§ **Task details**: Go through the entries below and collect each line with the string "page" in it.

(Collected data entries)
• • • • •

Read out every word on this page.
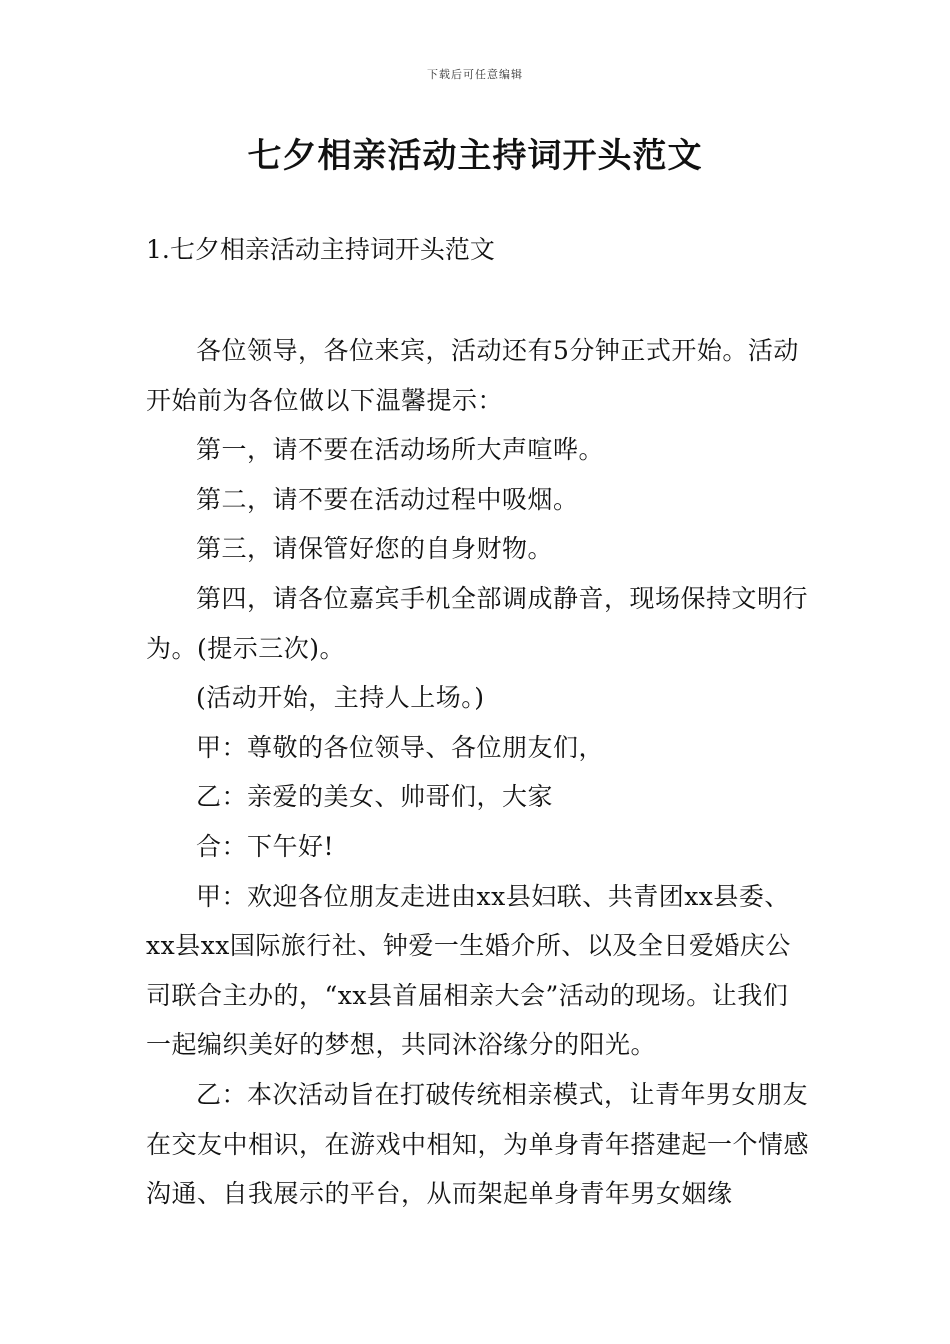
下载后可任意编辑
七夕相亲活动主持词开头范文
1.七夕相亲活动主持词开头范文

各位领导，各位来宾，活动还有5分钟正式开始。活动开始前为各位做以下温馨提示：

第一，请不要在活动场所大声喧哗。

第二，请不要在活动过程中吸烟。

第三，请保管好您的自身财物。

第四，请各位嘉宾手机全部调成静音，现场保持文明行为。(提示三次)。

(活动开始，主持人上场。)

甲：尊敬的各位领导、各位朋友们，

乙：亲爱的美女、帅哥们，大家

合：下午好!

甲：欢迎各位朋友走进由xx县妇联、共青团xx县委、xx县xx国际旅行社、钟爱一生婚介所、以及全日爱婚庆公司联合主办的，“xx县首届相亲大会”活动的现场。让我们一起编织美好的梦想，共同沐浴缘分的阳光。

乙：本次活动旨在打破传统相亲模式，让青年男女朋友在交友中相识，在游戏中相知，为单身青年搭建起一个情感沟通、自我展示的平台，从而架起单身青年男女姻缘
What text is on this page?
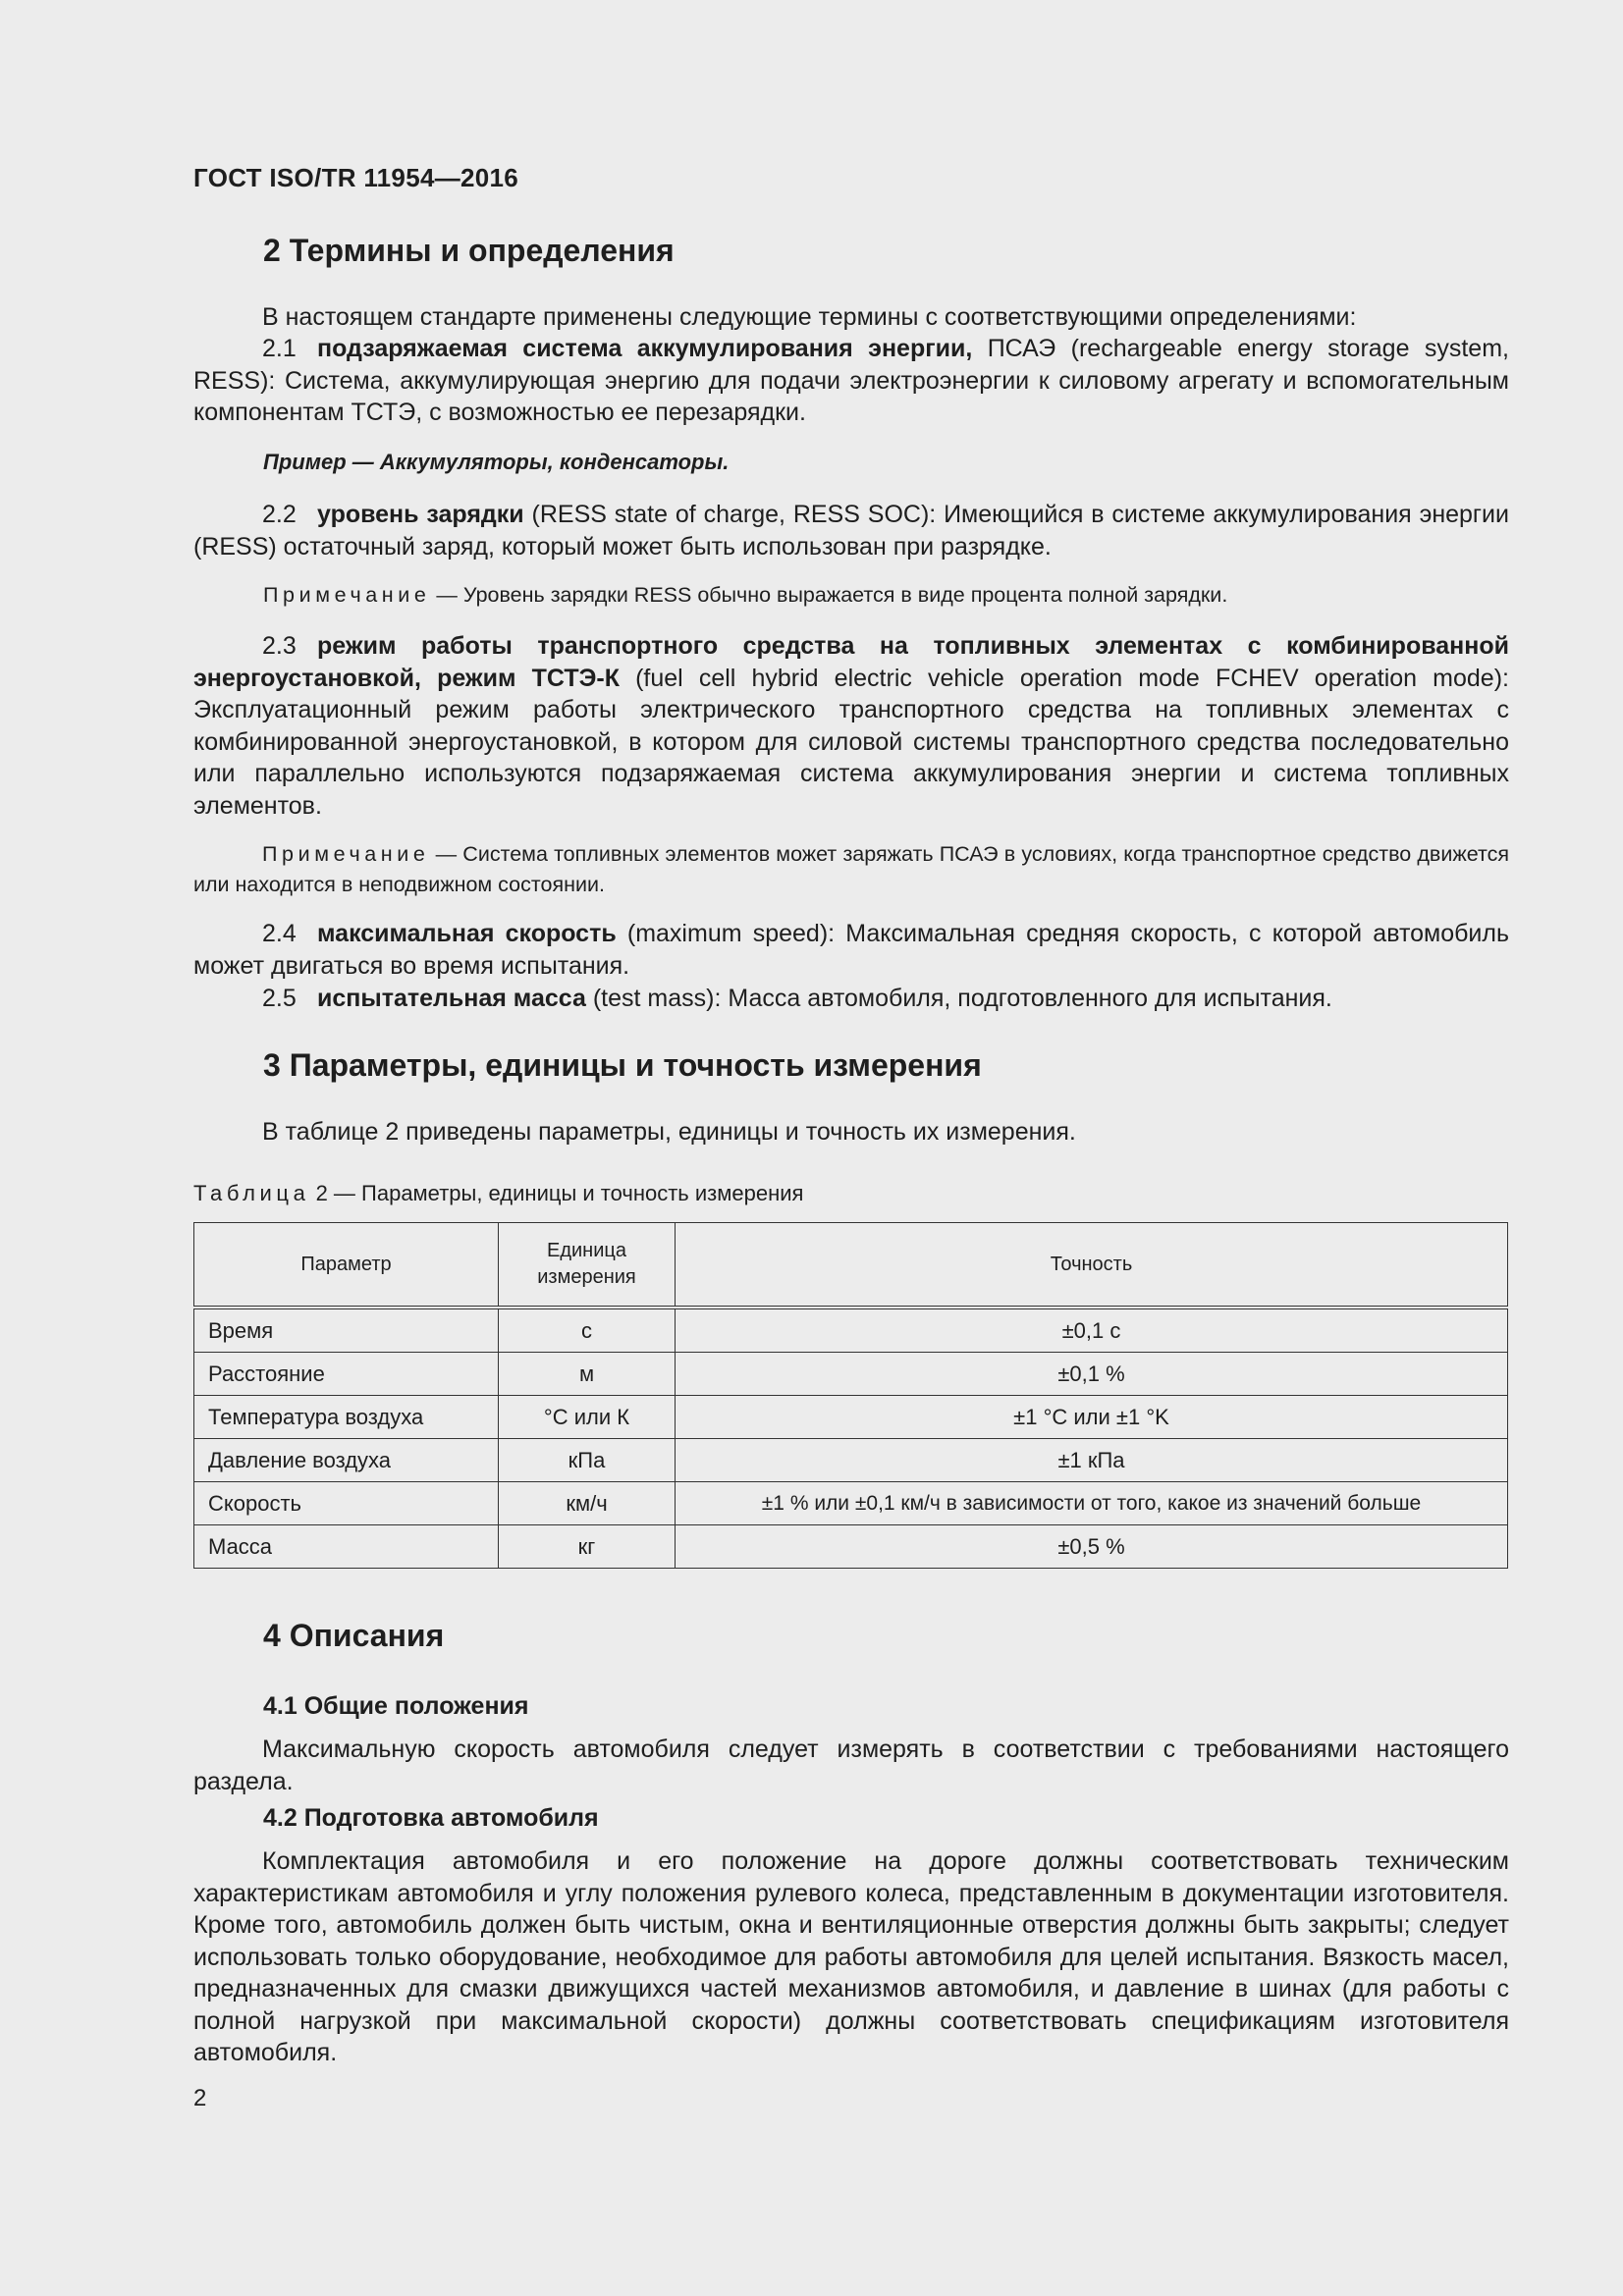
ГОСТ ISO/TR 11954—2016
2 Термины и определения
В настоящем стандарте применены следующие термины с соответствующими определениями:
2.1 подзаряжаемая система аккумулирования энергии, ПСАЭ (rechargeable energy storage system, RESS): Система, аккумулирующая энергию для подачи электроэнергии к силовому агрегату и вспомогательным компонентам ТСТЭ, с возможностью ее перезарядки.
Пример — Аккумуляторы, конденсаторы.
2.2 уровень зарядки (RESS state of charge, RESS SOC): Имеющийся в системе аккумулирования энергии (RESS) остаточный заряд, который может быть использован при разрядке.
Примечание — Уровень зарядки RESS обычно выражается в виде процента полной зарядки.
2.3 режим работы транспортного средства на топливных элементах с комбинированной энергоустановкой, режим ТСТЭ-К (fuel cell hybrid electric vehicle operation mode FCHEV operation mode): Эксплуатационный режим работы электрического транспортного средства на топливных элементах с комбинированной энергоустановкой, в котором для силовой системы транспортного средства последовательно или параллельно используются подзаряжаемая система аккумулирования энергии и система топливных элементов.
Примечание — Система топливных элементов может заряжать ПСАЭ в условиях, когда транспортное средство движется или находится в неподвижном состоянии.
2.4 максимальная скорость (maximum speed): Максимальная средняя скорость, с которой автомобиль может двигаться во время испытания.
2.5 испытательная масса (test mass): Масса автомобиля, подготовленного для испытания.
3 Параметры, единицы и точность измерения
В таблице 2 приведены параметры, единицы и точность их измерения.
Таблица 2 — Параметры, единицы и точность измерения
Параметр	Единица измерения	Точность
Время	с	±0,1 с
Расстояние	м	±0,1 %
Температура воздуха	°С или К	±1 °С или ±1 °K
Давление воздуха	кПа	±1 кПа
Скорость	км/ч	±1 % или ±0,1 км/ч в зависимости от того, какое из значений больше
Масса	кг	±0,5 %
4 Описания
4.1 Общие положения
Максимальную скорость автомобиля следует измерять в соответствии с требованиями настоящего раздела.
4.2 Подготовка автомобиля
Комплектация автомобиля и его положение на дороге должны соответствовать техническим характеристикам автомобиля и углу положения рулевого колеса, представленным в документации изготовителя. Кроме того, автомобиль должен быть чистым, окна и вентиляционные отверстия должны быть закрыты; следует использовать только оборудование, необходимое для работы автомобиля для целей испытания. Вязкость масел, предназначенных для смазки движущихся частей механизмов автомобиля, и давление в шинах (для работы с полной нагрузкой при максимальной скорости) должны соответствовать спецификациям изготовителя автомобиля.
2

• • • • •

§ **Written answer**:
Read out every word on this page.
What text is on this page?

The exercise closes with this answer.